---- PROVIDED ENTRIES

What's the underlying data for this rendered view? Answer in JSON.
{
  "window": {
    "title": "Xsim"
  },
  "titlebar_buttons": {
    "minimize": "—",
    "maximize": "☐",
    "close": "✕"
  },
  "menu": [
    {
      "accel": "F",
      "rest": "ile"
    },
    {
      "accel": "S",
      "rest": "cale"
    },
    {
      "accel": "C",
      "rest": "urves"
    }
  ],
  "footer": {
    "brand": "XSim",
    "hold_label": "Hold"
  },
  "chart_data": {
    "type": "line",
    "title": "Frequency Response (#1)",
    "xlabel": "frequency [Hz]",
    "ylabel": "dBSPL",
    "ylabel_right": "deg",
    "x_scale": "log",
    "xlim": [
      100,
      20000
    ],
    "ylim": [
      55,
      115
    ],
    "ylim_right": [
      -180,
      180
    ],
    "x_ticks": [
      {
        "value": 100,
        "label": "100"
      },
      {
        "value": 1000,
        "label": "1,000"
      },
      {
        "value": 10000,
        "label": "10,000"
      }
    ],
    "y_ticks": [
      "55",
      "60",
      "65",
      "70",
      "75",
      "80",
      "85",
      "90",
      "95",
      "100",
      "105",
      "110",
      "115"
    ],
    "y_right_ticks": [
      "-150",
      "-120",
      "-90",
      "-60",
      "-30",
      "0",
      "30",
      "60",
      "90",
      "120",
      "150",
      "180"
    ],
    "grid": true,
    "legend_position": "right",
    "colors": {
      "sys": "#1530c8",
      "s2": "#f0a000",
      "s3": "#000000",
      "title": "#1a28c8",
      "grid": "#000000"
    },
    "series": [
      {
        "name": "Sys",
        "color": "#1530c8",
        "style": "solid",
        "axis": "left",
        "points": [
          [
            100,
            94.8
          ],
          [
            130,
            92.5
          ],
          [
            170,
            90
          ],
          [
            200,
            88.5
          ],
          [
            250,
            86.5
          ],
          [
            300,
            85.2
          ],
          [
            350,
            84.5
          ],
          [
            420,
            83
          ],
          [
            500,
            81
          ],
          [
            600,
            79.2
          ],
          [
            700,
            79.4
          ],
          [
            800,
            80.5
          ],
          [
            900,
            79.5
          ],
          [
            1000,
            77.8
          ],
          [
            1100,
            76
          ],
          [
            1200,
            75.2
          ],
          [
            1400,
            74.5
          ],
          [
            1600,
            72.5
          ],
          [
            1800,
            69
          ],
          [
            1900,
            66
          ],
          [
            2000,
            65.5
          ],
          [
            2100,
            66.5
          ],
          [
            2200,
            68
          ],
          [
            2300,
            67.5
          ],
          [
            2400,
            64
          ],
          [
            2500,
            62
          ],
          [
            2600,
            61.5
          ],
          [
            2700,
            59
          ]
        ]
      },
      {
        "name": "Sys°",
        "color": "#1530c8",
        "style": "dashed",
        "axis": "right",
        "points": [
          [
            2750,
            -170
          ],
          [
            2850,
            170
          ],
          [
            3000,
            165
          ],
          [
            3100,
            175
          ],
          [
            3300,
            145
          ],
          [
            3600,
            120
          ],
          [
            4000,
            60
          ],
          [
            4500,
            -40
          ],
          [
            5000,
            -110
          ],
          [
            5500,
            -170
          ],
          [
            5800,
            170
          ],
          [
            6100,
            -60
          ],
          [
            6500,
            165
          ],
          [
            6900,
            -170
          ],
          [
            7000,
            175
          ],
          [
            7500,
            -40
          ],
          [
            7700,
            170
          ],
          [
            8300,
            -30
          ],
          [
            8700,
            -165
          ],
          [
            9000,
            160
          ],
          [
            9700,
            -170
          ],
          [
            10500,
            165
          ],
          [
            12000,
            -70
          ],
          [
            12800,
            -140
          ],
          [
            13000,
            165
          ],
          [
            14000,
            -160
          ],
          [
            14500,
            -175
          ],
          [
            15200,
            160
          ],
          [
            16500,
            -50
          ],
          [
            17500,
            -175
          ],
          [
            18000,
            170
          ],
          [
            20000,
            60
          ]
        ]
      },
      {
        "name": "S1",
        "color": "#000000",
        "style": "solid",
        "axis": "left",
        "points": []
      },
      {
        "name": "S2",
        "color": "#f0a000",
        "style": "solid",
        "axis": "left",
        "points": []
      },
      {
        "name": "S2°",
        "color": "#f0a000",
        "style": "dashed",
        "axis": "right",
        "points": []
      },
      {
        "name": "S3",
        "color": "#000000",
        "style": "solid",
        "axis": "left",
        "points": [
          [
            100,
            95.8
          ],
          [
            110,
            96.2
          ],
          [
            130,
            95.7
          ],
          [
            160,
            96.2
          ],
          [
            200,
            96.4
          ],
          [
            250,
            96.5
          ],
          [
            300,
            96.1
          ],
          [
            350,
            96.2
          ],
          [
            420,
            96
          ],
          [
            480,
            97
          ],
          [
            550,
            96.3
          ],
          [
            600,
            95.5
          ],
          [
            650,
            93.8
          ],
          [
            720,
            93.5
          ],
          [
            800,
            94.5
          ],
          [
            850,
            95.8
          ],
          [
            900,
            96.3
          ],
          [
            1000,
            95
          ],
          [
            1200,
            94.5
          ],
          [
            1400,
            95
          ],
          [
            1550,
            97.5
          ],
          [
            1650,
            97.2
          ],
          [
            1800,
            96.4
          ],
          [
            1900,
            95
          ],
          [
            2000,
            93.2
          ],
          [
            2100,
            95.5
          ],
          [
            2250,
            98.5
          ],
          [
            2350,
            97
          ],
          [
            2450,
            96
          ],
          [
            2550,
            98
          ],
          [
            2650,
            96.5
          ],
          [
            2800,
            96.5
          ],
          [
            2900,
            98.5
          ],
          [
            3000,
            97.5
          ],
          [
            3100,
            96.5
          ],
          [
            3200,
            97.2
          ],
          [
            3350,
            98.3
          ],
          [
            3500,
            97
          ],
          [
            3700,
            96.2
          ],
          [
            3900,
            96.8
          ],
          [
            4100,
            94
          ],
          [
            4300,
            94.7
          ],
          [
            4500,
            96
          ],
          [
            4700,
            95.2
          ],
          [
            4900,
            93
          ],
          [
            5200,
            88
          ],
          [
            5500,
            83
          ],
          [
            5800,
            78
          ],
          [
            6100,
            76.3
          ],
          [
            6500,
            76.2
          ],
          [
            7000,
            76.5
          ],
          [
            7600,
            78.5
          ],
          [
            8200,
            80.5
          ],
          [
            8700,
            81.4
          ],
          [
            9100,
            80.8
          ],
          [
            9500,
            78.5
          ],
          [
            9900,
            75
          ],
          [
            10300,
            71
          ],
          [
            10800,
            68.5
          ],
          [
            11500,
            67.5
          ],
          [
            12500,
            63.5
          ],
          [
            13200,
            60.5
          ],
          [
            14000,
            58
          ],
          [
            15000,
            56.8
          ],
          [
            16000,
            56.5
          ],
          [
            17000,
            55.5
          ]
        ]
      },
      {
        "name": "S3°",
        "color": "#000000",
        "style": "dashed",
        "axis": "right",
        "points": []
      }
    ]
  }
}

--------

• **WHAT IS REQUIRED**: Repeat all of the records above exactly as written.

• **IN RESPONSE**:
What's the underlying data for this rendered view? Answer in JSON.
{
  "window": {
    "title": "Xsim"
  },
  "titlebar_buttons": {
    "minimize": "—",
    "maximize": "☐",
    "close": "✕"
  },
  "menu": [
    {
      "accel": "F",
      "rest": "ile"
    },
    {
      "accel": "S",
      "rest": "cale"
    },
    {
      "accel": "C",
      "rest": "urves"
    }
  ],
  "footer": {
    "brand": "XSim",
    "hold_label": "Hold"
  },
  "chart_data": {
    "type": "line",
    "title": "Frequency Response (#1)",
    "xlabel": "frequency [Hz]",
    "ylabel": "dBSPL",
    "ylabel_right": "deg",
    "x_scale": "log",
    "xlim": [
      100,
      20000
    ],
    "ylim": [
      55,
      115
    ],
    "ylim_right": [
      -180,
      180
    ],
    "x_ticks": [
      {
        "value": 100,
        "label": "100"
      },
      {
        "value": 1000,
        "label": "1,000"
      },
      {
        "value": 10000,
        "label": "10,000"
      }
    ],
    "y_ticks": [
      "55",
      "60",
      "65",
      "70",
      "75",
      "80",
      "85",
      "90",
      "95",
      "100",
      "105",
      "110",
      "115"
    ],
    "y_right_ticks": [
      "-150",
      "-120",
      "-90",
      "-60",
      "-30",
      "0",
      "30",
      "60",
      "90",
      "120",
      "150",
      "180"
    ],
    "grid": true,
    "legend_position": "right",
    "colors": {
      "sys": "#1530c8",
      "s2": "#f0a000",
      "s3": "#000000",
      "title": "#1a28c8",
      "grid": "#000000"
    },
    "series": [
      {
        "name": "Sys",
        "color": "#1530c8",
        "style": "solid",
        "axis": "left",
        "points": [
          [
            100,
            94.8
          ],
          [
            130,
            92.5
          ],
          [
            170,
            90
          ],
          [
            200,
            88.5
          ],
          [
            250,
            86.5
          ],
          [
            300,
            85.2
          ],
          [
            350,
            84.5
          ],
          [
            420,
            83
          ],
          [
            500,
            81
          ],
          [
            600,
            79.2
          ],
          [
            700,
            79.4
          ],
          [
            800,
            80.5
          ],
          [
            900,
            79.5
          ],
          [
            1000,
            77.8
          ],
          [
            1100,
            76
          ],
          [
            1200,
            75.2
          ],
          [
            1400,
            74.5
          ],
          [
            1600,
            72.5
          ],
          [
            1800,
            69
          ],
          [
            1900,
            66
          ],
          [
            2000,
            65.5
          ],
          [
            2100,
            66.5
          ],
          [
            2200,
            68
          ],
          [
            2300,
            67.5
          ],
          [
            2400,
            64
          ],
          [
            2500,
            62
          ],
          [
            2600,
            61.5
          ],
          [
            2700,
            59
          ]
        ]
      },
      {
        "name": "Sys°",
        "color": "#1530c8",
        "style": "dashed",
        "axis": "right",
        "points": [
          [
            2750,
            -170
          ],
          [
            2850,
            170
          ],
          [
            3000,
            165
          ],
          [
            3100,
            175
          ],
          [
            3300,
            145
          ],
          [
            3600,
            120
          ],
          [
            4000,
            60
          ],
          [
            4500,
            -40
          ],
          [
            5000,
            -110
          ],
          [
            5500,
            -170
          ],
          [
            5800,
            170
          ],
          [
            6100,
            -60
          ],
          [
            6500,
            165
          ],
          [
            6900,
            -170
          ],
          [
            7000,
            175
          ],
          [
            7500,
            -40
          ],
          [
            7700,
            170
          ],
          [
            8300,
            -30
          ],
          [
            8700,
            -165
          ],
          [
            9000,
            160
          ],
          [
            9700,
            -170
          ],
          [
            10500,
            165
          ],
          [
            12000,
            -70
          ],
          [
            12800,
            -140
          ],
          [
            13000,
            165
          ],
          [
            14000,
            -160
          ],
          [
            14500,
            -175
          ],
          [
            15200,
            160
          ],
          [
            16500,
            -50
          ],
          [
            17500,
            -175
          ],
          [
            18000,
            170
          ],
          [
            20000,
            60
          ]
        ]
      },
      {
        "name": "S1",
        "color": "#000000",
        "style": "solid",
        "axis": "left",
        "points": []
      },
      {
        "name": "S2",
        "color": "#f0a000",
        "style": "solid",
        "axis": "left",
        "points": []
      },
      {
        "name": "S2°",
        "color": "#f0a000",
        "style": "dashed",
        "axis": "right",
        "points": []
      },
      {
        "name": "S3",
        "color": "#000000",
        "style": "solid",
        "axis": "left",
        "points": [
          [
            100,
            95.8
          ],
          [
            110,
            96.2
          ],
          [
            130,
            95.7
          ],
          [
            160,
            96.2
          ],
          [
            200,
            96.4
          ],
          [
            250,
            96.5
          ],
          [
            300,
            96.1
          ],
          [
            350,
            96.2
          ],
          [
            420,
            96
          ],
          [
            480,
            97
          ],
          [
            550,
            96.3
          ],
          [
            600,
            95.5
          ],
          [
            650,
            93.8
          ],
          [
            720,
            93.5
          ],
          [
            800,
            94.5
          ],
          [
            850,
            95.8
          ],
          [
            900,
            96.3
          ],
          [
            1000,
            95
          ],
          [
            1200,
            94.5
          ],
          [
            1400,
            95
          ],
          [
            1550,
            97.5
          ],
          [
            1650,
            97.2
          ],
          [
            1800,
            96.4
          ],
          [
            1900,
            95
          ],
          [
            2000,
            93.2
          ],
          [
            2100,
            95.5
          ],
          [
            2250,
            98.5
          ],
          [
            2350,
            97
          ],
          [
            2450,
            96
          ],
          [
            2550,
            98
          ],
          [
            2650,
            96.5
          ],
          [
            2800,
            96.5
          ],
          [
            2900,
            98.5
          ],
          [
            3000,
            97.5
          ],
          [
            3100,
            96.5
          ],
          [
            3200,
            97.2
          ],
          [
            3350,
            98.3
          ],
          [
            3500,
            97
          ],
          [
            3700,
            96.2
          ],
          [
            3900,
            96.8
          ],
          [
            4100,
            94
          ],
          [
            4300,
            94.7
          ],
          [
            4500,
            96
          ],
          [
            4700,
            95.2
          ],
          [
            4900,
            93
          ],
          [
            5200,
            88
          ],
          [
            5500,
            83
          ],
          [
            5800,
            78
          ],
          [
            6100,
            76.3
          ],
          [
            6500,
            76.2
          ],
          [
            7000,
            76.5
          ],
          [
            7600,
            78.5
          ],
          [
            8200,
            80.5
          ],
          [
            8700,
            81.4
          ],
          [
            9100,
            80.8
          ],
          [
            9500,
            78.5
          ],
          [
            9900,
            75
          ],
          [
            10300,
            71
          ],
          [
            10800,
            68.5
          ],
          [
            11500,
            67.5
          ],
          [
            12500,
            63.5
          ],
          [
            13200,
            60.5
          ],
          [
            14000,
            58
          ],
          [
            15000,
            56.8
          ],
          [
            16000,
            56.5
          ],
          [
            17000,
            55.5
          ]
        ]
      },
      {
        "name": "S3°",
        "color": "#000000",
        "style": "dashed",
        "axis": "right",
        "points": []
      }
    ]
  }
}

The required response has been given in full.